What the task asks: Set each record down exactly, excluding all images.

>> Start Provided data

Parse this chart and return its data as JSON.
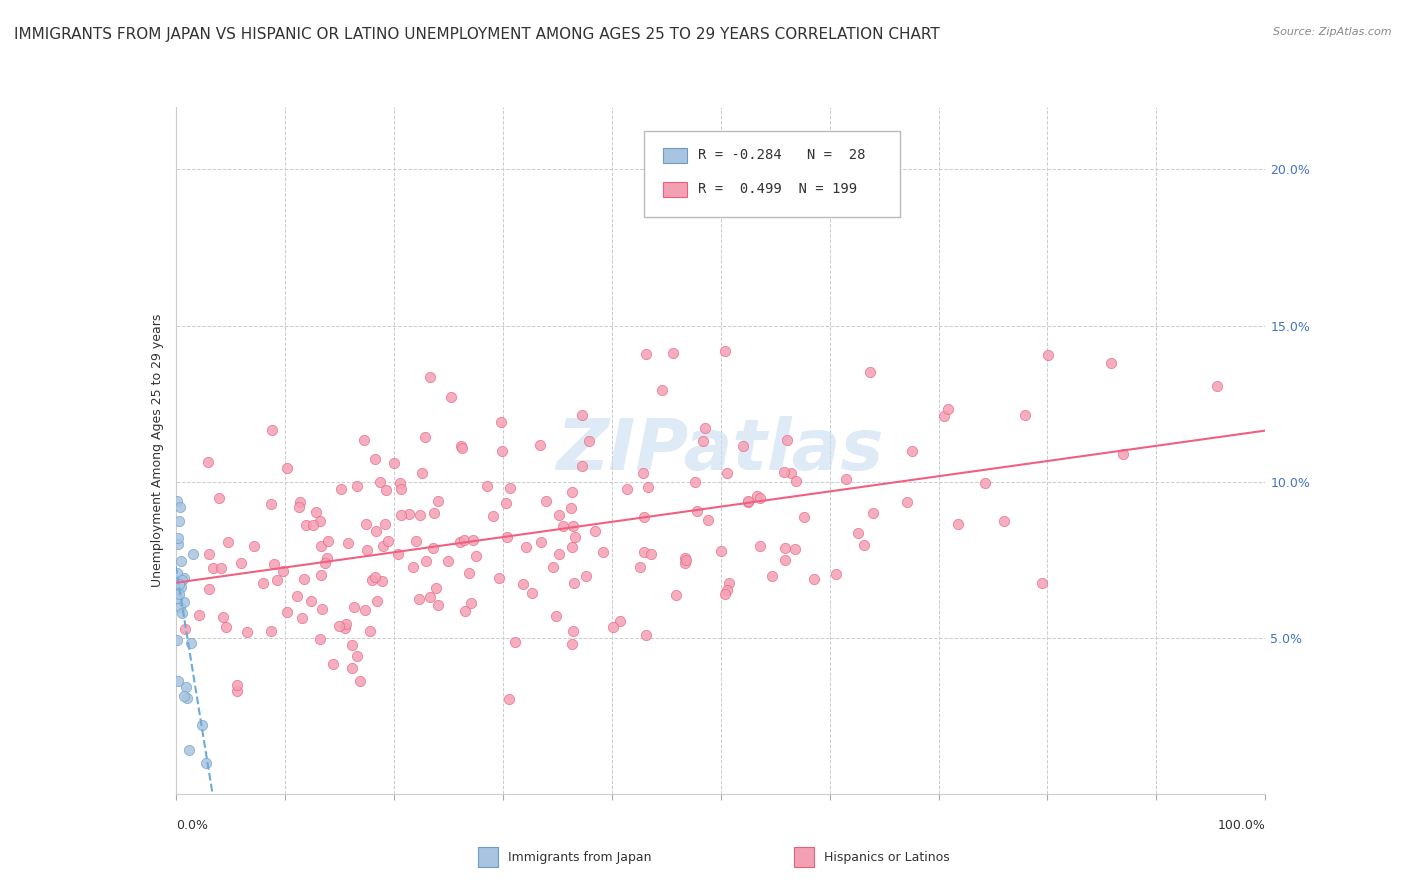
{
  "title": "IMMIGRANTS FROM JAPAN VS HISPANIC OR LATINO UNEMPLOYMENT AMONG AGES 25 TO 29 YEARS CORRELATION CHART",
  "source": "Source: ZipAtlas.com",
  "ylabel": "Unemployment Among Ages 25 to 29 years",
  "legend_R1": "-0.284",
  "legend_N1": "28",
  "legend_R2": "0.499",
  "legend_N2": "199",
  "color_japan": "#a8c4e0",
  "color_japan_dark": "#6a9cc4",
  "color_hispanic": "#f4a0b4",
  "color_hispanic_dark": "#e8607c",
  "color_japan_line": "#6aabdc",
  "color_hispanic_line": "#f06080",
  "background_color": "#ffffff",
  "watermark": "ZIPatlas",
  "title_fontsize": 11,
  "axis_label_fontsize": 9,
  "tick_fontsize": 9,
  "legend_fontsize": 10
}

>> End Provided data

Answer to the exercise:
Parse this chart and return its data as JSON.
{
  "title": "IMMIGRANTS FROM JAPAN VS HISPANIC OR LATINO UNEMPLOYMENT AMONG AGES 25 TO 29 YEARS CORRELATION CHART",
  "source": "Source: ZipAtlas.com",
  "ylabel": "Unemployment Among Ages 25 to 29 years",
  "legend_R1": "-0.284",
  "legend_N1": "28",
  "legend_R2": "0.499",
  "legend_N2": "199",
  "color_japan": "#a8c4e0",
  "color_japan_dark": "#6a9cc4",
  "color_hispanic": "#f4a0b4",
  "color_hispanic_dark": "#e8607c",
  "color_japan_line": "#6aabdc",
  "color_hispanic_line": "#f06080",
  "background_color": "#ffffff",
  "watermark": "ZIPatlas",
  "title_fontsize": 11,
  "axis_label_fontsize": 9,
  "tick_fontsize": 9,
  "legend_fontsize": 10
}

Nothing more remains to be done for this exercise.